Problem
Exactly repeat the material, dropping only the pictures.

Exercise input
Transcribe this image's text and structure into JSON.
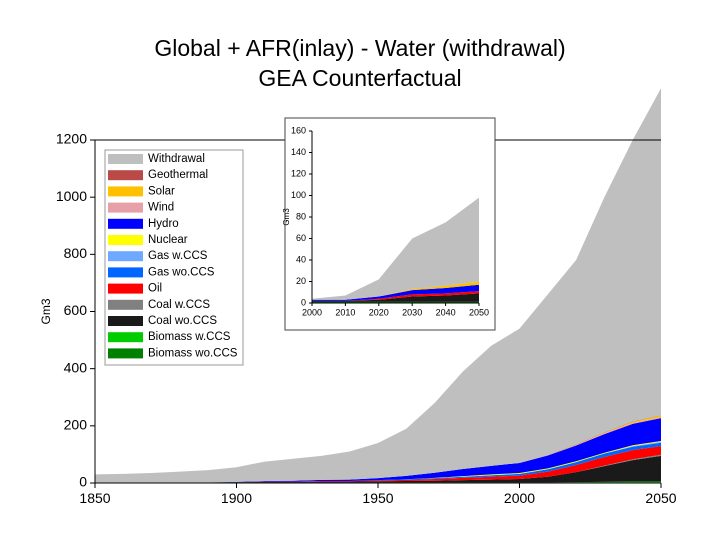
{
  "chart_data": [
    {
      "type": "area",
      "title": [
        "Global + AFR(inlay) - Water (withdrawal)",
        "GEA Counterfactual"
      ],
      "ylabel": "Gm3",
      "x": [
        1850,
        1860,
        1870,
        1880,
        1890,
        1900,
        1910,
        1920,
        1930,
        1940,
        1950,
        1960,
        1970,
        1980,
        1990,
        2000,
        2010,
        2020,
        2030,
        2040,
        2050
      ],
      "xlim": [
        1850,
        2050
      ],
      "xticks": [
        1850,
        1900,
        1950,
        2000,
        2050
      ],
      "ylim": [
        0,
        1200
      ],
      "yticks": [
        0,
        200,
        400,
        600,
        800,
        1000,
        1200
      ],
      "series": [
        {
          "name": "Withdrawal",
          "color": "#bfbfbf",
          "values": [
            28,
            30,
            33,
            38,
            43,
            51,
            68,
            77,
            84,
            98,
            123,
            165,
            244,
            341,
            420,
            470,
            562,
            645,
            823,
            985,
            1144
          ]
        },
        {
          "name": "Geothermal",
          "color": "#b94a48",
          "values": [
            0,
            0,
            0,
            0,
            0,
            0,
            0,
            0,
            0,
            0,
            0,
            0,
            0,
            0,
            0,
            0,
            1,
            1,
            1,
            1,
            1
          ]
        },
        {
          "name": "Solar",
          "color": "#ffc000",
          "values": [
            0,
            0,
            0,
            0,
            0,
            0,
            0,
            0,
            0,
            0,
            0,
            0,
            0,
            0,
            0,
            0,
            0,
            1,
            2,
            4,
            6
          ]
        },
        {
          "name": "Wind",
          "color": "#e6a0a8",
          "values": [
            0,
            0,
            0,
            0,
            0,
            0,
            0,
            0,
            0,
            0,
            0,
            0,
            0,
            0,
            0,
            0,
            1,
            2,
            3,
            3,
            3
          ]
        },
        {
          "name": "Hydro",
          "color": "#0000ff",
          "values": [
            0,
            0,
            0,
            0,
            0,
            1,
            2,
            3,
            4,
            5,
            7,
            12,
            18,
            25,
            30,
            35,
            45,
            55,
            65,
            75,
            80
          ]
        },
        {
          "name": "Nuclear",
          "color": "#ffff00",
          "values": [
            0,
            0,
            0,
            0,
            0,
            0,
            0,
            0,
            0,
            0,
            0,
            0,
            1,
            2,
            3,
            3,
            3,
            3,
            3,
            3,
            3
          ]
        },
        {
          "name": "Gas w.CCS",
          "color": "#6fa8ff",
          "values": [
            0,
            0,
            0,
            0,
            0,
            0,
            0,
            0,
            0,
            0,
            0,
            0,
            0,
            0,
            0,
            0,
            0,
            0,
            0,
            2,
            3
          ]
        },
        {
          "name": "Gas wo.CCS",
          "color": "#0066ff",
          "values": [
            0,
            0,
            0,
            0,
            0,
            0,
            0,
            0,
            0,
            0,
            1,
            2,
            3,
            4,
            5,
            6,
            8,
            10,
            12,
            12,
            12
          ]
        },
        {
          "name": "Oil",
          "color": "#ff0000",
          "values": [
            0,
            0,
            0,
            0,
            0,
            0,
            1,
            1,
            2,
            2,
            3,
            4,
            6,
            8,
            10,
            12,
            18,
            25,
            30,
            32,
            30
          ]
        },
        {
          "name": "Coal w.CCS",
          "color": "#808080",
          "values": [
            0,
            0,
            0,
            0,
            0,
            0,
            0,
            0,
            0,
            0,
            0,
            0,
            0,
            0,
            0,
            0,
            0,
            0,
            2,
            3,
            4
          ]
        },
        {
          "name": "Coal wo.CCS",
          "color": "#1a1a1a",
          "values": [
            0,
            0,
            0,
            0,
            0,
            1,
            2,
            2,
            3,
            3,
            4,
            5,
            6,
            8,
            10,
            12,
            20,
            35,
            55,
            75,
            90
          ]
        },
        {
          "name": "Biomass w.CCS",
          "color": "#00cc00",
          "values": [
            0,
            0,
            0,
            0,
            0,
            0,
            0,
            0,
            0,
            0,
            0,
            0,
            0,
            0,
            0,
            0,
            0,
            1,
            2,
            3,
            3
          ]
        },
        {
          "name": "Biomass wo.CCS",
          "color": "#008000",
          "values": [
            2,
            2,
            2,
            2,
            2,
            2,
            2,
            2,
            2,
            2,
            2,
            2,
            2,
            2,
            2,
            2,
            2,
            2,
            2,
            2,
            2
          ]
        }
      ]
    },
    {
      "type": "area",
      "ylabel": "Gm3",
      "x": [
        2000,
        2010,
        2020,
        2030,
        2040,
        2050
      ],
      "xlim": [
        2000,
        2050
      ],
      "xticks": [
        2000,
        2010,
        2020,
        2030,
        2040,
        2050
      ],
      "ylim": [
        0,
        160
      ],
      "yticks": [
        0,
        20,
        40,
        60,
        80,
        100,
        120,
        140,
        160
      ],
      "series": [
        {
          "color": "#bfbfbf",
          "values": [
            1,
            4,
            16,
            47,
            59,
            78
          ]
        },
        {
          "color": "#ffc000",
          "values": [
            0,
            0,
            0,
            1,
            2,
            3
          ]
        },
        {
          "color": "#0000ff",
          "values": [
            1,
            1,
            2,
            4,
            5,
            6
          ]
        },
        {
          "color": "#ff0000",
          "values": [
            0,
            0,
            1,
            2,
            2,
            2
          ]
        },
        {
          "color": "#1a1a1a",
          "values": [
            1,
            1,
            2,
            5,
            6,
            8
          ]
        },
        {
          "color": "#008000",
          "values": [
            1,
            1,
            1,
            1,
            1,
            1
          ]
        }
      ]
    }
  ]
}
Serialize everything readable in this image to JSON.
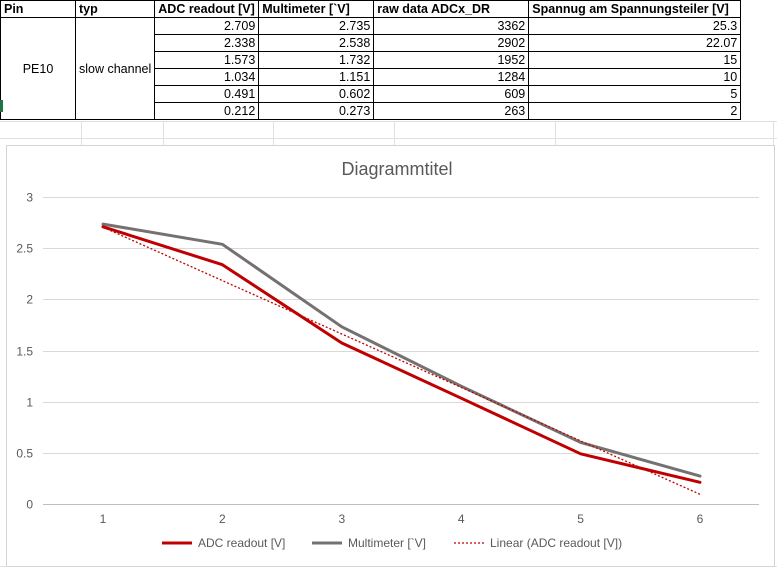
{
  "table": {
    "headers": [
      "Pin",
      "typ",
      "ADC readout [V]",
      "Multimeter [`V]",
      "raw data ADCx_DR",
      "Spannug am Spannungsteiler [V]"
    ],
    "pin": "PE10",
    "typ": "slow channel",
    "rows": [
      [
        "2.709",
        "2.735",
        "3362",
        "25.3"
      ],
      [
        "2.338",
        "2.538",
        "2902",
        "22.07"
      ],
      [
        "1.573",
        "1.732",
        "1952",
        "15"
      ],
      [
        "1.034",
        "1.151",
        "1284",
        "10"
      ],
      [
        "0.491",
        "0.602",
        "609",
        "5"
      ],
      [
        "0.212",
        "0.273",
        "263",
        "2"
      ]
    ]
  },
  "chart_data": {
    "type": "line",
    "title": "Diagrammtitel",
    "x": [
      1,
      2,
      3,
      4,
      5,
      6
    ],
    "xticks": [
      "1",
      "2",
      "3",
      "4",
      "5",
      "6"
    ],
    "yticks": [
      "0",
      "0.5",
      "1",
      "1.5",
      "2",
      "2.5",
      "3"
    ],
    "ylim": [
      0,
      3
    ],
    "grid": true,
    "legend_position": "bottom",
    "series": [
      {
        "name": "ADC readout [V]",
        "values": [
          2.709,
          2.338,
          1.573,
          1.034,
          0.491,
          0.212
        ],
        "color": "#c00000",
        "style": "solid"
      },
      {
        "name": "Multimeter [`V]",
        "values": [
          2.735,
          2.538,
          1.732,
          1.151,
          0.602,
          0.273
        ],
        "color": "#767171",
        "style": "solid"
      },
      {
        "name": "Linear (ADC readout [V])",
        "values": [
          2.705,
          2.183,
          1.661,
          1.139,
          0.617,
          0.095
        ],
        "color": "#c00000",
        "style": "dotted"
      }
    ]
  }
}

Exercise result
Transcribe this image's text and structure into JSON.
{
  "chart_data": [
    {
      "type": "area",
      "title": [
        "Global + AFR(inlay) - Water (withdrawal)",
        "GEA Counterfactual"
      ],
      "ylabel": "Gm3",
      "x": [
        1850,
        1860,
        1870,
        1880,
        1890,
        1900,
        1910,
        1920,
        1930,
        1940,
        1950,
        1960,
        1970,
        1980,
        1990,
        2000,
        2010,
        2020,
        2030,
        2040,
        2050
      ],
      "xlim": [
        1850,
        2050
      ],
      "xticks": [
        1850,
        1900,
        1950,
        2000,
        2050
      ],
      "ylim": [
        0,
        1200
      ],
      "yticks": [
        0,
        200,
        400,
        600,
        800,
        1000,
        1200
      ],
      "series": [
        {
          "name": "Withdrawal",
          "color": "#bfbfbf",
          "values": [
            28,
            30,
            33,
            38,
            43,
            51,
            68,
            77,
            84,
            98,
            123,
            165,
            244,
            341,
            420,
            470,
            562,
            645,
            823,
            985,
            1144
          ]
        },
        {
          "name": "Geothermal",
          "color": "#b94a48",
          "values": [
            0,
            0,
            0,
            0,
            0,
            0,
            0,
            0,
            0,
            0,
            0,
            0,
            0,
            0,
            0,
            0,
            1,
            1,
            1,
            1,
            1
          ]
        },
        {
          "name": "Solar",
          "color": "#ffc000",
          "values": [
            0,
            0,
            0,
            0,
            0,
            0,
            0,
            0,
            0,
            0,
            0,
            0,
            0,
            0,
            0,
            0,
            0,
            1,
            2,
            4,
            6
          ]
        },
        {
          "name": "Wind",
          "color": "#e6a0a8",
          "values": [
            0,
            0,
            0,
            0,
            0,
            0,
            0,
            0,
            0,
            0,
            0,
            0,
            0,
            0,
            0,
            0,
            1,
            2,
            3,
            3,
            3
          ]
        },
        {
          "name": "Hydro",
          "color": "#0000ff",
          "values": [
            0,
            0,
            0,
            0,
            0,
            1,
            2,
            3,
            4,
            5,
            7,
            12,
            18,
            25,
            30,
            35,
            45,
            55,
            65,
            75,
            80
          ]
        },
        {
          "name": "Nuclear",
          "color": "#ffff00",
          "values": [
            0,
            0,
            0,
            0,
            0,
            0,
            0,
            0,
            0,
            0,
            0,
            0,
            1,
            2,
            3,
            3,
            3,
            3,
            3,
            3,
            3
          ]
        },
        {
          "name": "Gas w.CCS",
          "color": "#6fa8ff",
          "values": [
            0,
            0,
            0,
            0,
            0,
            0,
            0,
            0,
            0,
            0,
            0,
            0,
            0,
            0,
            0,
            0,
            0,
            0,
            0,
            2,
            3
          ]
        },
        {
          "name": "Gas wo.CCS",
          "color": "#0066ff",
          "values": [
            0,
            0,
            0,
            0,
            0,
            0,
            0,
            0,
            0,
            0,
            1,
            2,
            3,
            4,
            5,
            6,
            8,
            10,
            12,
            12,
            12
          ]
        },
        {
          "name": "Oil",
          "color": "#ff0000",
          "values": [
            0,
            0,
            0,
            0,
            0,
            0,
            1,
            1,
            2,
            2,
            3,
            4,
            6,
            8,
            10,
            12,
            18,
            25,
            30,
            32,
            30
          ]
        },
        {
          "name": "Coal w.CCS",
          "color": "#808080",
          "values": [
            0,
            0,
            0,
            0,
            0,
            0,
            0,
            0,
            0,
            0,
            0,
            0,
            0,
            0,
            0,
            0,
            0,
            0,
            2,
            3,
            4
          ]
        },
        {
          "name": "Coal wo.CCS",
          "color": "#1a1a1a",
          "values": [
            0,
            0,
            0,
            0,
            0,
            1,
            2,
            2,
            3,
            3,
            4,
            5,
            6,
            8,
            10,
            12,
            20,
            35,
            55,
            75,
            90
          ]
        },
        {
          "name": "Biomass w.CCS",
          "color": "#00cc00",
          "values": [
            0,
            0,
            0,
            0,
            0,
            0,
            0,
            0,
            0,
            0,
            0,
            0,
            0,
            0,
            0,
            0,
            0,
            1,
            2,
            3,
            3
          ]
        },
        {
          "name": "Biomass wo.CCS",
          "color": "#008000",
          "values": [
            2,
            2,
            2,
            2,
            2,
            2,
            2,
            2,
            2,
            2,
            2,
            2,
            2,
            2,
            2,
            2,
            2,
            2,
            2,
            2,
            2
          ]
        }
      ]
    },
    {
      "type": "area",
      "ylabel": "Gm3",
      "x": [
        2000,
        2010,
        2020,
        2030,
        2040,
        2050
      ],
      "xlim": [
        2000,
        2050
      ],
      "xticks": [
        2000,
        2010,
        2020,
        2030,
        2040,
        2050
      ],
      "ylim": [
        0,
        160
      ],
      "yticks": [
        0,
        20,
        40,
        60,
        80,
        100,
        120,
        140,
        160
      ],
      "series": [
        {
          "color": "#bfbfbf",
          "values": [
            1,
            4,
            16,
            47,
            59,
            78
          ]
        },
        {
          "color": "#ffc000",
          "values": [
            0,
            0,
            0,
            1,
            2,
            3
          ]
        },
        {
          "color": "#0000ff",
          "values": [
            1,
            1,
            2,
            4,
            5,
            6
          ]
        },
        {
          "color": "#ff0000",
          "values": [
            0,
            0,
            1,
            2,
            2,
            2
          ]
        },
        {
          "color": "#1a1a1a",
          "values": [
            1,
            1,
            2,
            5,
            6,
            8
          ]
        },
        {
          "color": "#008000",
          "values": [
            1,
            1,
            1,
            1,
            1,
            1
          ]
        }
      ]
    }
  ]
}
Serialize everything readable in this image to JSON.
{
  "table": {
    "headers": [
      "Pin",
      "typ",
      "ADC readout [V]",
      "Multimeter [`V]",
      "raw data ADCx_DR",
      "Spannug am Spannungsteiler [V]"
    ],
    "pin": "PE10",
    "typ": "slow channel",
    "rows": [
      [
        "2.709",
        "2.735",
        "3362",
        "25.3"
      ],
      [
        "2.338",
        "2.538",
        "2902",
        "22.07"
      ],
      [
        "1.573",
        "1.732",
        "1952",
        "15"
      ],
      [
        "1.034",
        "1.151",
        "1284",
        "10"
      ],
      [
        "0.491",
        "0.602",
        "609",
        "5"
      ],
      [
        "0.212",
        "0.273",
        "263",
        "2"
      ]
    ]
  },
  "chart_data": {
    "type": "line",
    "title": "Diagrammtitel",
    "x": [
      1,
      2,
      3,
      4,
      5,
      6
    ],
    "xticks": [
      "1",
      "2",
      "3",
      "4",
      "5",
      "6"
    ],
    "yticks": [
      "0",
      "0.5",
      "1",
      "1.5",
      "2",
      "2.5",
      "3"
    ],
    "ylim": [
      0,
      3
    ],
    "grid": true,
    "legend_position": "bottom",
    "series": [
      {
        "name": "ADC readout [V]",
        "values": [
          2.709,
          2.338,
          1.573,
          1.034,
          0.491,
          0.212
        ],
        "color": "#c00000",
        "style": "solid"
      },
      {
        "name": "Multimeter [`V]",
        "values": [
          2.735,
          2.538,
          1.732,
          1.151,
          0.602,
          0.273
        ],
        "color": "#767171",
        "style": "solid"
      },
      {
        "name": "Linear (ADC readout [V])",
        "values": [
          2.705,
          2.183,
          1.661,
          1.139,
          0.617,
          0.095
        ],
        "color": "#c00000",
        "style": "dotted"
      }
    ]
  }
}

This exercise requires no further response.